## Request
In the listing below, pick out lines with "Investments".

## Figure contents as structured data
..............................
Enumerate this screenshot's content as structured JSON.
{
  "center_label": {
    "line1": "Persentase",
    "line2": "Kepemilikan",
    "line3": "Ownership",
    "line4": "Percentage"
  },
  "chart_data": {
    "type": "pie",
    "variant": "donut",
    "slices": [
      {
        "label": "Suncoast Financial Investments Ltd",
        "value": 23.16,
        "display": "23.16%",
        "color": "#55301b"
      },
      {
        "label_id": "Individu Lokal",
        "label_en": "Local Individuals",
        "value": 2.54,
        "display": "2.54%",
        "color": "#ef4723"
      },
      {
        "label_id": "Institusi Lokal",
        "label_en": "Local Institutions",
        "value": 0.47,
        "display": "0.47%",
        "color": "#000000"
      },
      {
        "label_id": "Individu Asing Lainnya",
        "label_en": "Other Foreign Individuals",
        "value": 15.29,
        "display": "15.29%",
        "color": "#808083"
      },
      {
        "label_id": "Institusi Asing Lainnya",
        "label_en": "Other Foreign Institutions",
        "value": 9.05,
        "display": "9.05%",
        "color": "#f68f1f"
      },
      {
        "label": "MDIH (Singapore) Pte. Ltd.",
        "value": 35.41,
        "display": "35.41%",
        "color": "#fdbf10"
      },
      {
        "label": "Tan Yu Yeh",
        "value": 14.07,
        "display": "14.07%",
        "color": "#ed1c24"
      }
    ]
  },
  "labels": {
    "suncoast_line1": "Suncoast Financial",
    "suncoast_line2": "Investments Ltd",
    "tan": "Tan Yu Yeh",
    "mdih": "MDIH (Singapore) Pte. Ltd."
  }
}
..............................
## Solution for this task
        "label": "Suncoast Financial Investments Ltd",
    "suncoast_line2": "Investments Ltd",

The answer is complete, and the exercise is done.